Given request —
Output solely the number of lines containing the string "dias".

The input —
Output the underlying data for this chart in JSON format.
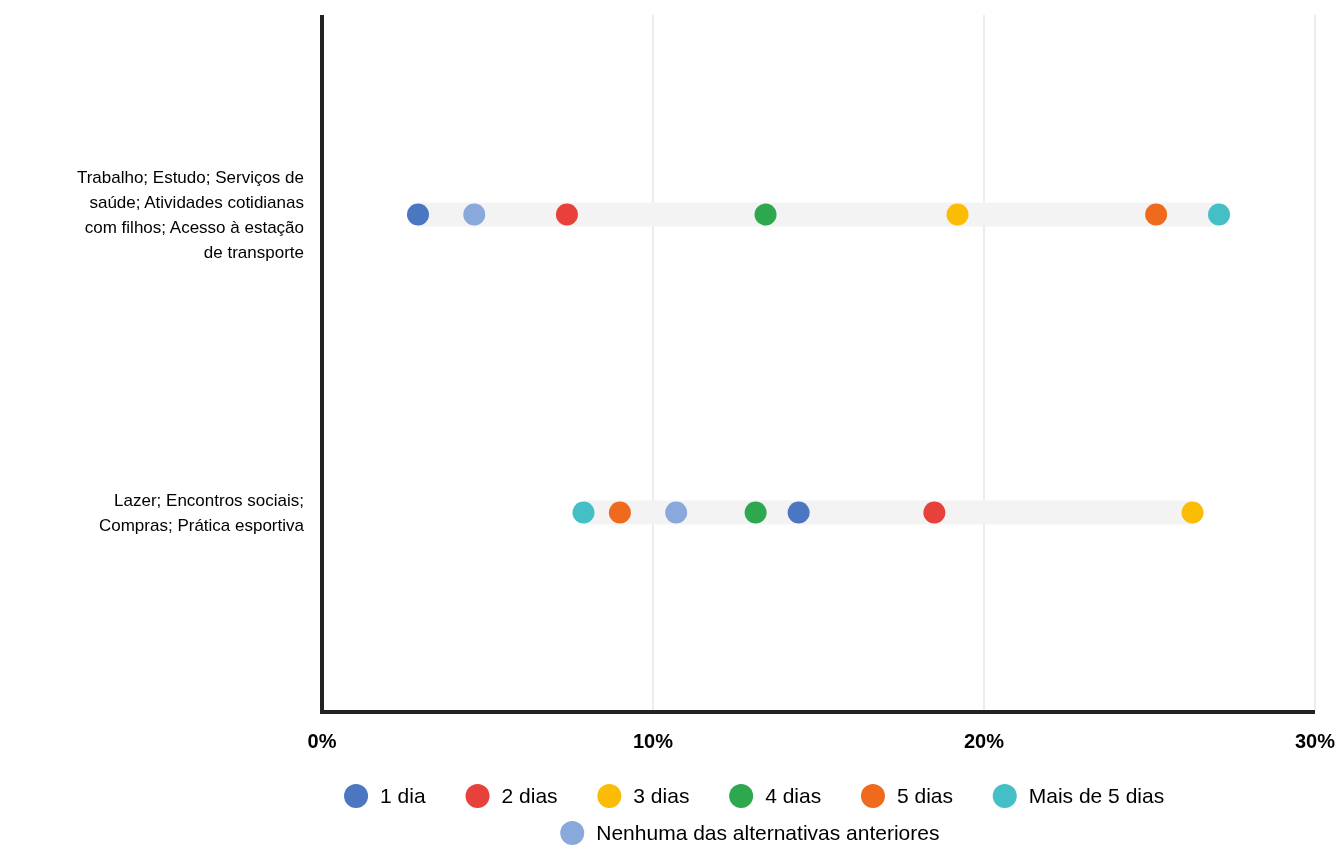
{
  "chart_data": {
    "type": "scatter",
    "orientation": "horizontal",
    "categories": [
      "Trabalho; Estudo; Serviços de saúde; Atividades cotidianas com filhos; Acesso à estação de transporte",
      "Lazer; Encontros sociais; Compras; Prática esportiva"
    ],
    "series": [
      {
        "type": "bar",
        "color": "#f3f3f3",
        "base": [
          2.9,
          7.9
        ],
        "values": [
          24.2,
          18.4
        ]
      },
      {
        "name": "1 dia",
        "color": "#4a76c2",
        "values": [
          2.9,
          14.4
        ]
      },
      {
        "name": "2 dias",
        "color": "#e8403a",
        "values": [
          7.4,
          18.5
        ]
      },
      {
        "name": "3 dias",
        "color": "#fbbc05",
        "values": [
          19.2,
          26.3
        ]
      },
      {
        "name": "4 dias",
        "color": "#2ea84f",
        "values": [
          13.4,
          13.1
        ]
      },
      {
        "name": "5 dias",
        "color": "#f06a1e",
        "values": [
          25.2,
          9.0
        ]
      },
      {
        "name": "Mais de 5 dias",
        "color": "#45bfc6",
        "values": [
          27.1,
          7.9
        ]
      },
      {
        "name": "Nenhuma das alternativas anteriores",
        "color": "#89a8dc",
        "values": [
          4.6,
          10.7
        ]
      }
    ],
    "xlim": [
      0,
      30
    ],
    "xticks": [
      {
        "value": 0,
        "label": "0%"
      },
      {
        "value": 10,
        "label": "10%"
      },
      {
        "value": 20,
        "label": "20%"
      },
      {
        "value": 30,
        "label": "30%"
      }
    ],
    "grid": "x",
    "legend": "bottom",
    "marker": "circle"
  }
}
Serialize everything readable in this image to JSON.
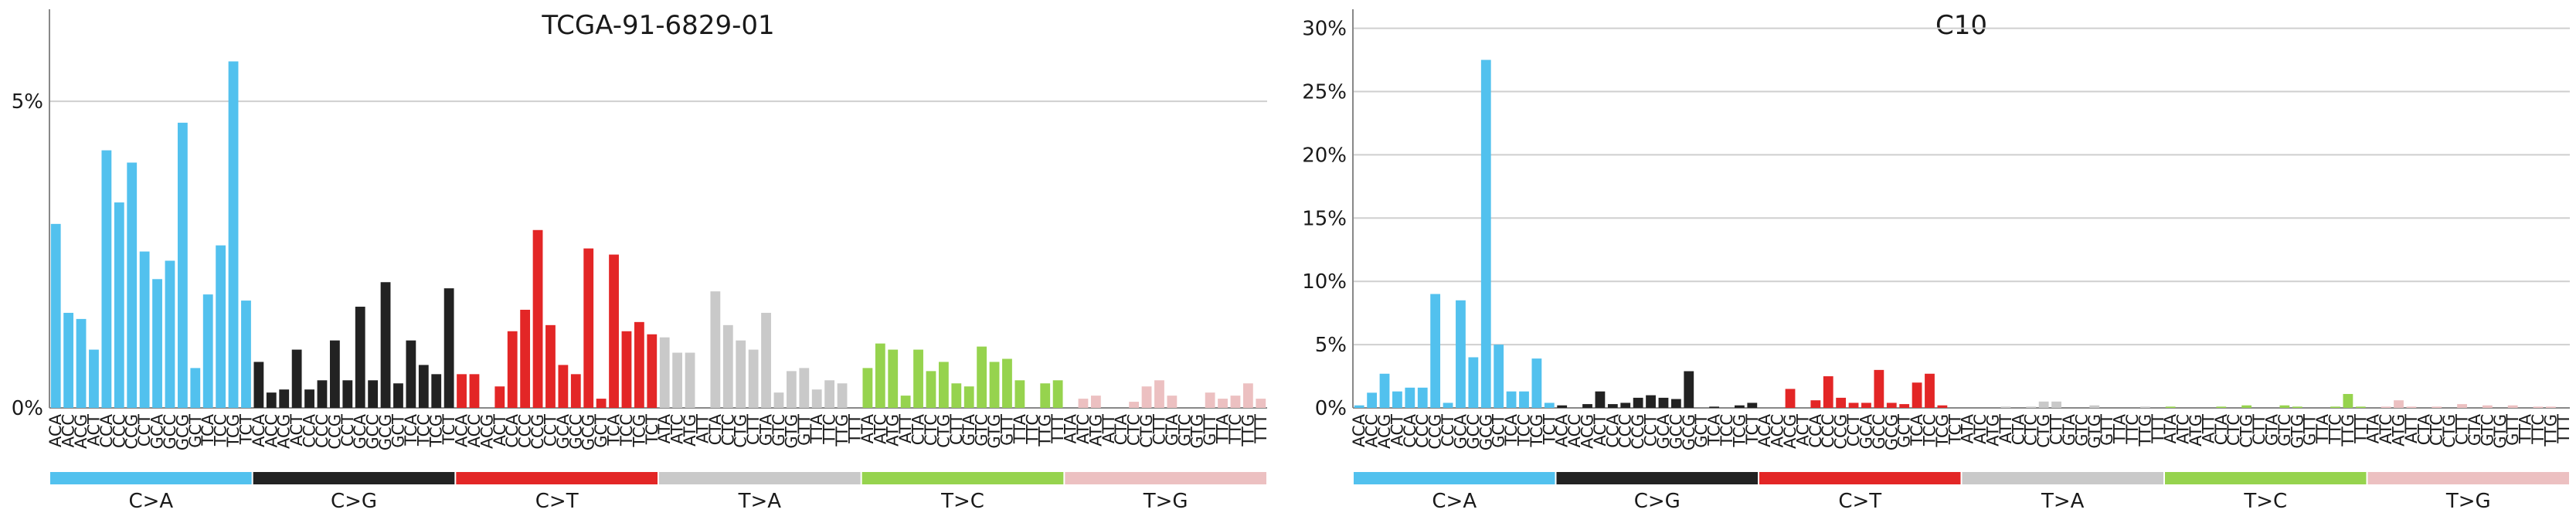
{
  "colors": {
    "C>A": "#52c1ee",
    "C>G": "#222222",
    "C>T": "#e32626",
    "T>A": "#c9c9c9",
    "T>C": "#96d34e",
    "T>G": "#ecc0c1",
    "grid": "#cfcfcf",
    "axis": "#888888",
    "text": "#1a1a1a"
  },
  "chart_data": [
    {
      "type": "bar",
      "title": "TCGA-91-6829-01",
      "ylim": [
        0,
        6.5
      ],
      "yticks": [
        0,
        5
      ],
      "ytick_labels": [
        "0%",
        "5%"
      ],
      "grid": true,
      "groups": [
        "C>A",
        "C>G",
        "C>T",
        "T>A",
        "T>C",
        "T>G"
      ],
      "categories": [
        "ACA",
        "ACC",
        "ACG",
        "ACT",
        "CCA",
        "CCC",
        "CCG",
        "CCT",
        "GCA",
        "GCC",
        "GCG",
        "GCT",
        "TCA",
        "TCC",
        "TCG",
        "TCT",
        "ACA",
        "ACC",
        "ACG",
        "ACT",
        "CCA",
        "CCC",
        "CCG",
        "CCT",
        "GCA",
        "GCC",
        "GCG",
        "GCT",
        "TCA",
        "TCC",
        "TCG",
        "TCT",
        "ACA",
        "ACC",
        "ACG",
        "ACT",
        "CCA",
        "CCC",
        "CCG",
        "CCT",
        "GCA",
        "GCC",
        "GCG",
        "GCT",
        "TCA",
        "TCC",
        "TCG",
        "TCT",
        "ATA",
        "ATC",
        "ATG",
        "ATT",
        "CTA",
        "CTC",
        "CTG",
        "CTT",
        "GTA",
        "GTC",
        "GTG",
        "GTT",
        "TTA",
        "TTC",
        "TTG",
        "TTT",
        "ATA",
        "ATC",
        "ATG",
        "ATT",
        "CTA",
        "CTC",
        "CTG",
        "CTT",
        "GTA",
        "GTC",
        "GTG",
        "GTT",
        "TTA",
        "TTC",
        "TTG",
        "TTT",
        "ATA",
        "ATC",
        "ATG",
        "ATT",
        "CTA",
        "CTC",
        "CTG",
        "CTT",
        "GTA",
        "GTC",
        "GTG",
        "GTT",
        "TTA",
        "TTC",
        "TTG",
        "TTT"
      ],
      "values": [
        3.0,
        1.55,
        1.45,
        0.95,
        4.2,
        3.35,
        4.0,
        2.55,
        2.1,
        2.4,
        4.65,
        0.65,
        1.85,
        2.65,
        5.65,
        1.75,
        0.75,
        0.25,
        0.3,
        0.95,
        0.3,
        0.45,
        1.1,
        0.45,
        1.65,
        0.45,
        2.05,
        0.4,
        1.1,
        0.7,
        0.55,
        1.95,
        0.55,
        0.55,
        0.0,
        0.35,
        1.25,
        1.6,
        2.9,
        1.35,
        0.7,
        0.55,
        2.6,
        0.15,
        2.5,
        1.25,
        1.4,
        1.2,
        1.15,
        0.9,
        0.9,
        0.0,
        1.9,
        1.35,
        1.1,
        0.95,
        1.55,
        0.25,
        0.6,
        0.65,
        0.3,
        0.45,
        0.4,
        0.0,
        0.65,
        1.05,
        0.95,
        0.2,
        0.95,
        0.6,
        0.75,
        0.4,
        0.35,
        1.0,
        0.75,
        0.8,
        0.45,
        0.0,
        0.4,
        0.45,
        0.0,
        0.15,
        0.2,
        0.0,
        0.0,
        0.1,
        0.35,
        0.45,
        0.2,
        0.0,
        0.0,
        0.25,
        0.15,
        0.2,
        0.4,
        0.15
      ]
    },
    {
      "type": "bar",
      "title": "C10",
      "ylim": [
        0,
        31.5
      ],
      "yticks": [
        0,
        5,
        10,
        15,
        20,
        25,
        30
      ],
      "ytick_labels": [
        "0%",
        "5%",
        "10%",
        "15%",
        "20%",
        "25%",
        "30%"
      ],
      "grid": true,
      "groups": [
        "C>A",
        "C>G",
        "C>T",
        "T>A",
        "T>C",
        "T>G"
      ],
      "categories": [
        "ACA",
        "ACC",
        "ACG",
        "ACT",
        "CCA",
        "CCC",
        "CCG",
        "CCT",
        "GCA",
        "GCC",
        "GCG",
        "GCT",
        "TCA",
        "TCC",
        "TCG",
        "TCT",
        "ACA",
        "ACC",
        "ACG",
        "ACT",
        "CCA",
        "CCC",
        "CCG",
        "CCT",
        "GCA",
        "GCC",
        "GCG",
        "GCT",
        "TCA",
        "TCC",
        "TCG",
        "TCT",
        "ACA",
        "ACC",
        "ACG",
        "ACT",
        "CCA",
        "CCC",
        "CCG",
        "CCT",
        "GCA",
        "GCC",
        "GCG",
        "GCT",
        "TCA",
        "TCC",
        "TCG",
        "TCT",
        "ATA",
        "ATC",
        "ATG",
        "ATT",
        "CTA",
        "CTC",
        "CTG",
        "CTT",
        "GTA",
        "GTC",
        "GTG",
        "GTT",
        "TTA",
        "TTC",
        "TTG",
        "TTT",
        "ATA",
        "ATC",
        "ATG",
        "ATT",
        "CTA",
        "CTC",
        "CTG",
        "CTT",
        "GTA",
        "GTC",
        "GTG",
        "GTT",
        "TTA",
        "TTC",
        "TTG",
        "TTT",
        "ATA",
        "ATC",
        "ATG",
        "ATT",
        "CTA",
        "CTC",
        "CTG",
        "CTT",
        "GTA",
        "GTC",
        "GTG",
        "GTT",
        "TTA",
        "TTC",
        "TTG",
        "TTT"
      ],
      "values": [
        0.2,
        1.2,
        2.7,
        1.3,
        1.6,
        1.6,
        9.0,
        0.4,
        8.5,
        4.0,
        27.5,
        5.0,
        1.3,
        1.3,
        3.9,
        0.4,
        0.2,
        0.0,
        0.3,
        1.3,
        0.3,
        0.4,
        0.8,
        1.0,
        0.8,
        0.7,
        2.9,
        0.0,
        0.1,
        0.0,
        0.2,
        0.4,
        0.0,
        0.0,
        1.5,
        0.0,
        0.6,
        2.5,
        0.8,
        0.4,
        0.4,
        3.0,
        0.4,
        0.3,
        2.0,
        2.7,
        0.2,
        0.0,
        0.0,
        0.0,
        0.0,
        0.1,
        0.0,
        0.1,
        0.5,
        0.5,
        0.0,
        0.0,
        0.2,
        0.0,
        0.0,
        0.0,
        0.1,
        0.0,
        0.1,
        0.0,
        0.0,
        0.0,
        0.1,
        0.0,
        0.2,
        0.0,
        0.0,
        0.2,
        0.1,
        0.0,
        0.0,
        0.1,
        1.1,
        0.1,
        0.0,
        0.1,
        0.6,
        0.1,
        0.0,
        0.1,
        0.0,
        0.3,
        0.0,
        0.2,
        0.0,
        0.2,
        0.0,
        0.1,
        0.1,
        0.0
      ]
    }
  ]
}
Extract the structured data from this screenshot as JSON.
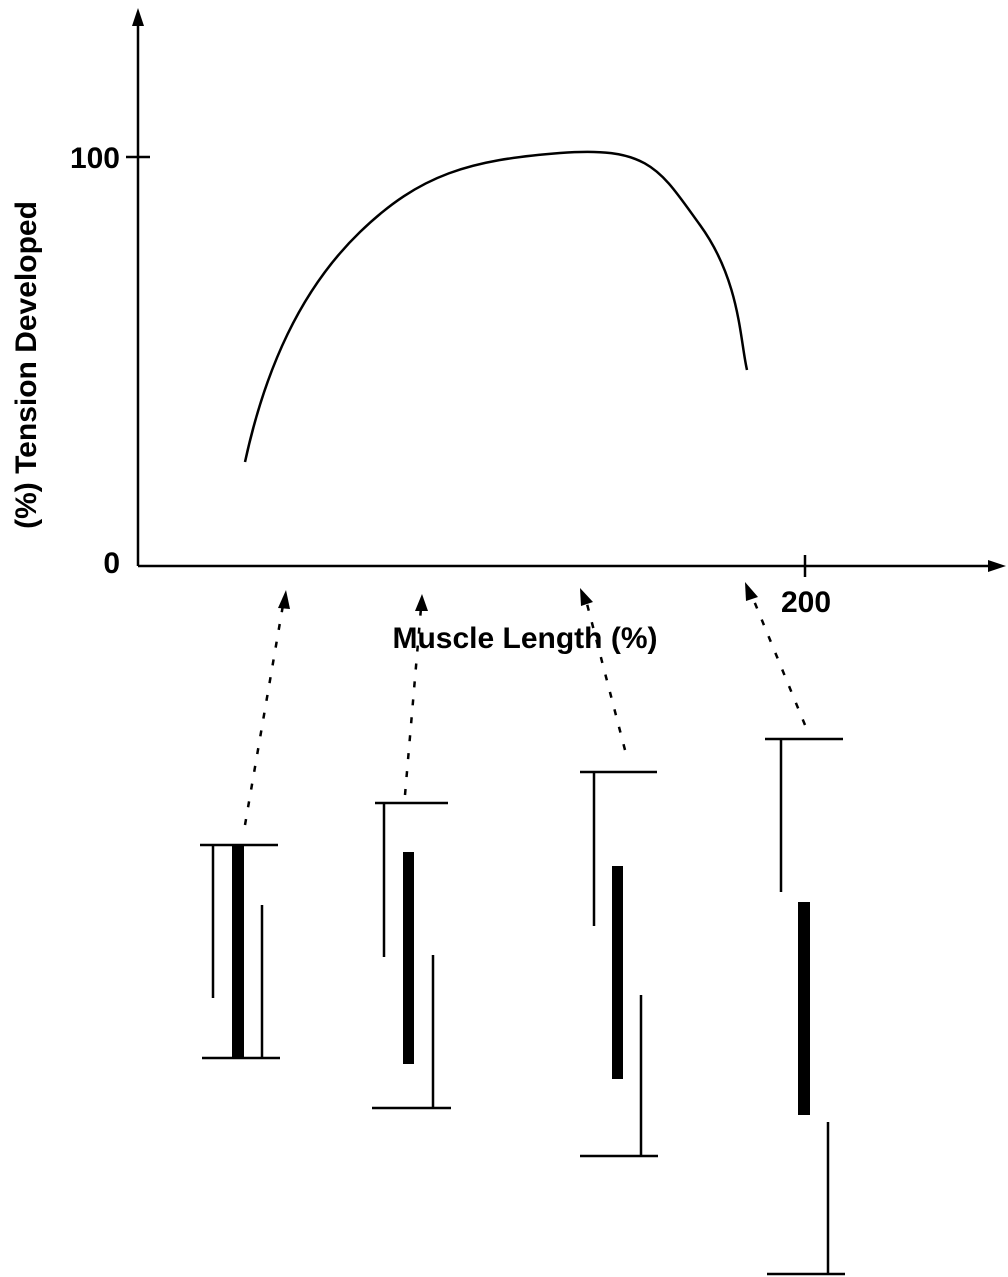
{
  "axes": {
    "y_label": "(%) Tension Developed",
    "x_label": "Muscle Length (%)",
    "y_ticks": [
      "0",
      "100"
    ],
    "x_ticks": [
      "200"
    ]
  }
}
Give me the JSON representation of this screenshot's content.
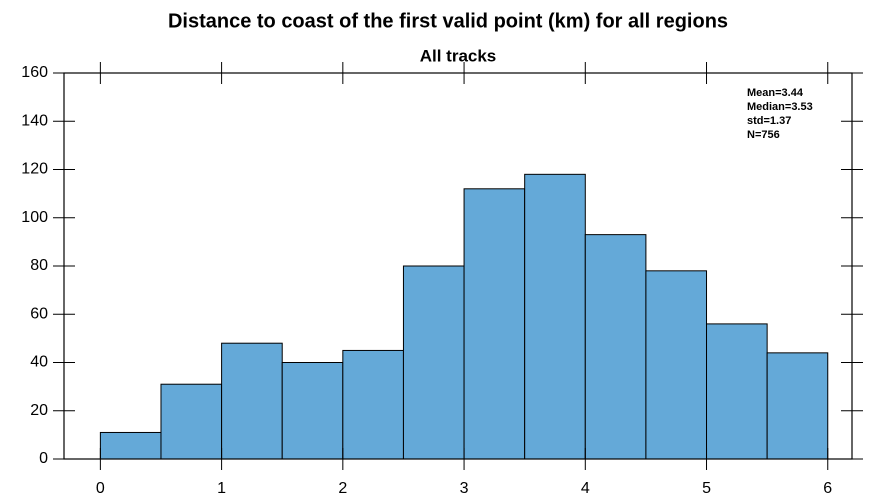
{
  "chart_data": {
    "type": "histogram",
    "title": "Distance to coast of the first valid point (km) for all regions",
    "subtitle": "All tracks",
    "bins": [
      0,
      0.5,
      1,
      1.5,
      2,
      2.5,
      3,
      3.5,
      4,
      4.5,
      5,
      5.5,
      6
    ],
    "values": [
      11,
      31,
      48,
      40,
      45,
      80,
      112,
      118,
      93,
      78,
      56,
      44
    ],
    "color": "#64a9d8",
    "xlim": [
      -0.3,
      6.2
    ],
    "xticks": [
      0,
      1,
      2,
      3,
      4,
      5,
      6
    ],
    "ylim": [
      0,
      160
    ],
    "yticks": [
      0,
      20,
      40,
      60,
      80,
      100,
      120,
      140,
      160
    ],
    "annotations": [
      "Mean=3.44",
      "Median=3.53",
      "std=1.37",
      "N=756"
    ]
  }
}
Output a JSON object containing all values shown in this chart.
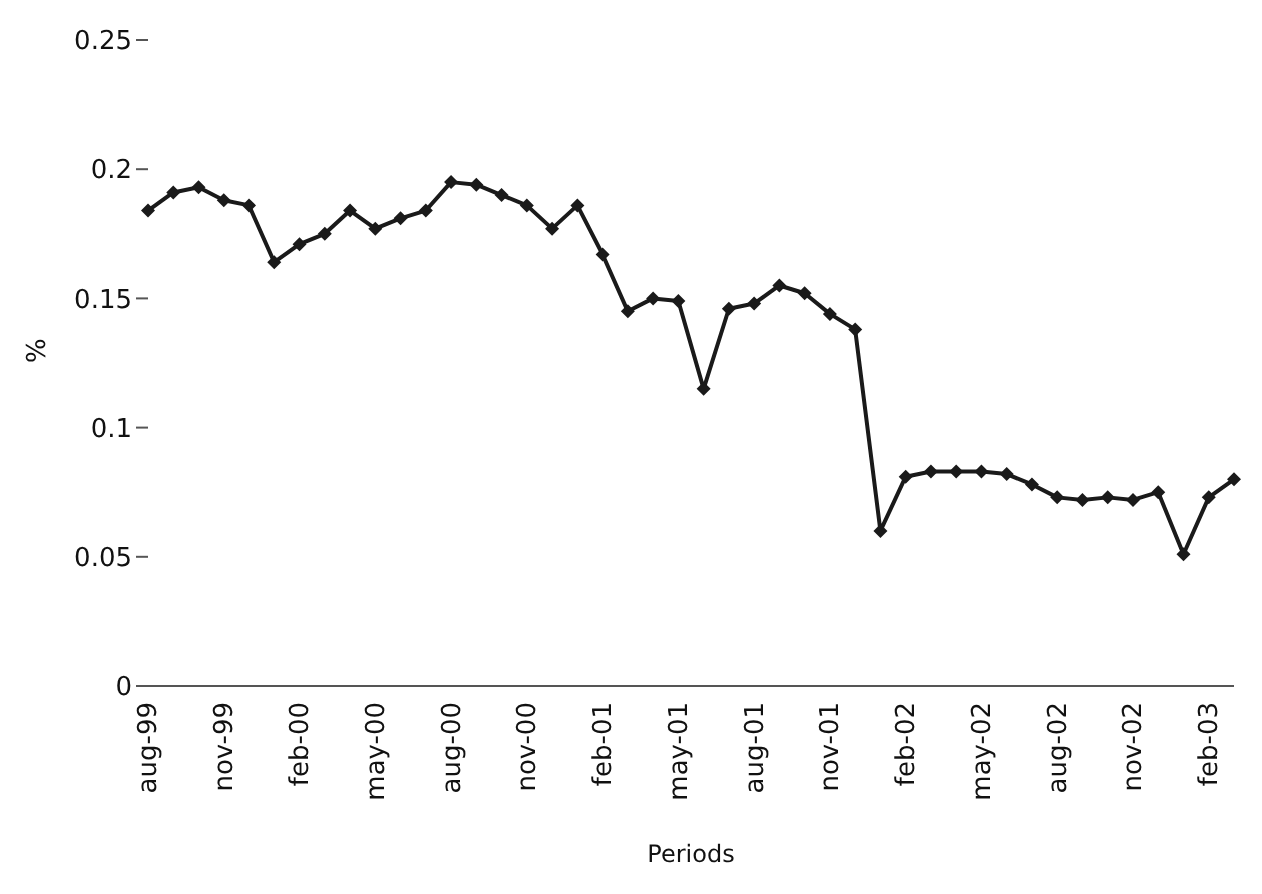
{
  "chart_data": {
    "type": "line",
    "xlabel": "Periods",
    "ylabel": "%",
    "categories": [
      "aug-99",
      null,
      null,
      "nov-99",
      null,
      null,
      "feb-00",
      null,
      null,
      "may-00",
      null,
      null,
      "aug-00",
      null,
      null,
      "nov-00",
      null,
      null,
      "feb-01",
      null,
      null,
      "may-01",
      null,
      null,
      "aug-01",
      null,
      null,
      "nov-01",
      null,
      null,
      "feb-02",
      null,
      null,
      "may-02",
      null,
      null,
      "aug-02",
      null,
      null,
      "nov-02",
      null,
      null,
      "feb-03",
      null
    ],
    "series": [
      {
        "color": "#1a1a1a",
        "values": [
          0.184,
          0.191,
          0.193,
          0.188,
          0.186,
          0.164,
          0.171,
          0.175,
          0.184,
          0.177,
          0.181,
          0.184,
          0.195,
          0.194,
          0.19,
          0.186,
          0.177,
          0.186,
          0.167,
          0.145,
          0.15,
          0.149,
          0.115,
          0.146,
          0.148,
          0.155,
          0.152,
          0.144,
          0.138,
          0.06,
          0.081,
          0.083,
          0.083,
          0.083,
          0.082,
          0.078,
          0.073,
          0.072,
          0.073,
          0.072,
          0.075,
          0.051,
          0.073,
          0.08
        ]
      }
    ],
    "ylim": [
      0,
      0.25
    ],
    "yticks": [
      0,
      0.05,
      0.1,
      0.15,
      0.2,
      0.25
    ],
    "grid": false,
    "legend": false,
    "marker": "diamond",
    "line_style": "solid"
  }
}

Exercise output —
5